• TASK TO CARRY OUT: Copy out all lines that carry the word "this".

Figure record extracts:
════

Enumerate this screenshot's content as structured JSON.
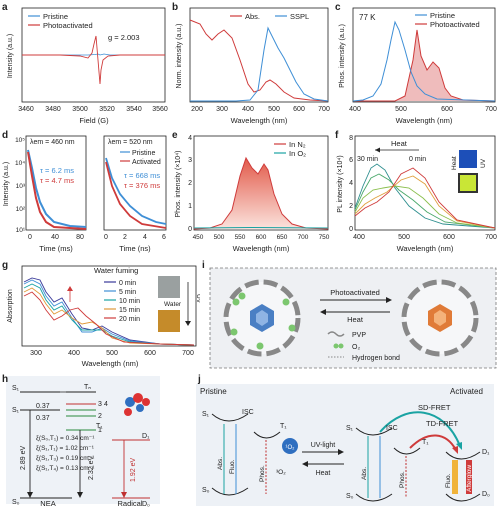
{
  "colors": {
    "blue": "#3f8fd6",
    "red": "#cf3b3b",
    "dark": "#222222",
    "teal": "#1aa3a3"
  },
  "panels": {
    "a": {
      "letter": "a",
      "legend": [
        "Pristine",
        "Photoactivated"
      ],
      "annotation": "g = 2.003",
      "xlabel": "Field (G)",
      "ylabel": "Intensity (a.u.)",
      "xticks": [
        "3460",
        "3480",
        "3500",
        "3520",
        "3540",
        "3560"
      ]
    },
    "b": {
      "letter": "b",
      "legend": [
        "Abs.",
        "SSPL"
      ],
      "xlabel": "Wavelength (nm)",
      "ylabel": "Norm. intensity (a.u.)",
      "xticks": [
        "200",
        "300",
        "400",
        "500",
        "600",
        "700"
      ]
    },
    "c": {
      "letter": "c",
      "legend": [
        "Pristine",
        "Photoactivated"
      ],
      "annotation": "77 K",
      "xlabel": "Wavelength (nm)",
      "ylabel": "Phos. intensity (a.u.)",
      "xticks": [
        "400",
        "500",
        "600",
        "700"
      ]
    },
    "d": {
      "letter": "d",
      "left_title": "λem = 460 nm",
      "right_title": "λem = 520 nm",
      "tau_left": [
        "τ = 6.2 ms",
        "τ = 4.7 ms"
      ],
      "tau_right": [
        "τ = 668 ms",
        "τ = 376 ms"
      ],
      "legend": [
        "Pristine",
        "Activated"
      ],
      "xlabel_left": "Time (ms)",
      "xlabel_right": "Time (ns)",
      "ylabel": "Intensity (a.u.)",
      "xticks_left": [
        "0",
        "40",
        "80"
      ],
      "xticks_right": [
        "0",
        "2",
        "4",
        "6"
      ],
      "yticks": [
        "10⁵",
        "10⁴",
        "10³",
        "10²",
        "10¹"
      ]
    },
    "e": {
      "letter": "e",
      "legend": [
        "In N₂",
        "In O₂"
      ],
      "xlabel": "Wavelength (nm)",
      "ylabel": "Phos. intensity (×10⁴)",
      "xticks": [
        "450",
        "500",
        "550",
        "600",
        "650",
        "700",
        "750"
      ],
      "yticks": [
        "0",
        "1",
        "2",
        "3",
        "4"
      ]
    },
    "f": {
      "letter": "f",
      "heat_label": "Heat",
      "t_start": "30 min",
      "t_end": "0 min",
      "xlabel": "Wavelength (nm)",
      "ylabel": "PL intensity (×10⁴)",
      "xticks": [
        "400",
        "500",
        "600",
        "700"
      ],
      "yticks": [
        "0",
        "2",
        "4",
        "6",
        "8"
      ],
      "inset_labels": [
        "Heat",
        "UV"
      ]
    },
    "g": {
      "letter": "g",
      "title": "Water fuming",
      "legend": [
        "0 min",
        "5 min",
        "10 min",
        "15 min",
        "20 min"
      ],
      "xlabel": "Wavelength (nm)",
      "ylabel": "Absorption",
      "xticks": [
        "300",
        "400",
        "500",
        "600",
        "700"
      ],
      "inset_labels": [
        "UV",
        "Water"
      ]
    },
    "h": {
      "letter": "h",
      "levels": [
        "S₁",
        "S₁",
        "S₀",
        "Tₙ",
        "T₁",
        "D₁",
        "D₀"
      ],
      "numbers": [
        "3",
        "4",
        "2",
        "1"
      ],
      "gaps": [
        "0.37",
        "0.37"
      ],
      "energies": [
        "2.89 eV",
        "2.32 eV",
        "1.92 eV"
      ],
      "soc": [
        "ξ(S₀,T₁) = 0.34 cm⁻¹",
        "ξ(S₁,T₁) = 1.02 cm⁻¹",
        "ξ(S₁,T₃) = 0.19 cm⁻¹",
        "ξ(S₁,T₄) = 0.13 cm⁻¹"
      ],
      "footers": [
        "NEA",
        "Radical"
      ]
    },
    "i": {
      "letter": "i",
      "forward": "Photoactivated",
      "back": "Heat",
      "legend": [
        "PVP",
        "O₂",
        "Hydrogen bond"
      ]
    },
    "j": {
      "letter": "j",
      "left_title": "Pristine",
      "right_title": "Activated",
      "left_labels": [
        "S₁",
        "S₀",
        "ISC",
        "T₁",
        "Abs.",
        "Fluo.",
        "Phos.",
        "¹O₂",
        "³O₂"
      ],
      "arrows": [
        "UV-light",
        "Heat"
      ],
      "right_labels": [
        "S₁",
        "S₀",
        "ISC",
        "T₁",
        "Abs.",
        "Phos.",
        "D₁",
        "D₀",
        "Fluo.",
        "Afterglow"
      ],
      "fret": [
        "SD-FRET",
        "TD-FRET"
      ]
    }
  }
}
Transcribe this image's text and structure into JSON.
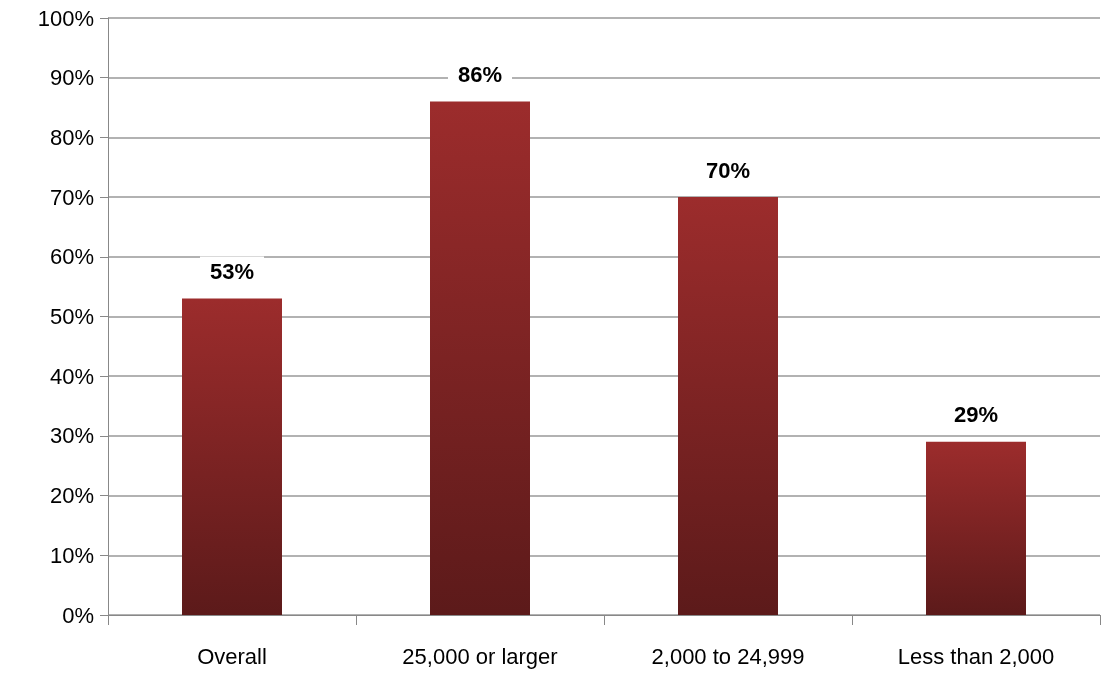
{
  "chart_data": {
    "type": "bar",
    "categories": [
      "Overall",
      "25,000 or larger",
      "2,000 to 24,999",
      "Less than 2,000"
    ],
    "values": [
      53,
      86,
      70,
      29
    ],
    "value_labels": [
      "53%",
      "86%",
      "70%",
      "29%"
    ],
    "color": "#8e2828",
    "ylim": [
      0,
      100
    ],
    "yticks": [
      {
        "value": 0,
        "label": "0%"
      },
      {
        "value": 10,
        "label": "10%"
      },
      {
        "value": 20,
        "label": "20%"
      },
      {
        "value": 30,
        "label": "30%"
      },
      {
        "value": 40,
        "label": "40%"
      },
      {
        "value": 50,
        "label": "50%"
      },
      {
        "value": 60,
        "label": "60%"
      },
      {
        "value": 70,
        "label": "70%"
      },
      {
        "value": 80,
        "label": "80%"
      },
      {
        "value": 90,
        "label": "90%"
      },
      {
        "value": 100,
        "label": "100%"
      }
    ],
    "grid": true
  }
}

════

• TASK RESPONSE:
Enumerate this screenshot's content as structured JSON.
Transcribe this image's text and structure into JSON.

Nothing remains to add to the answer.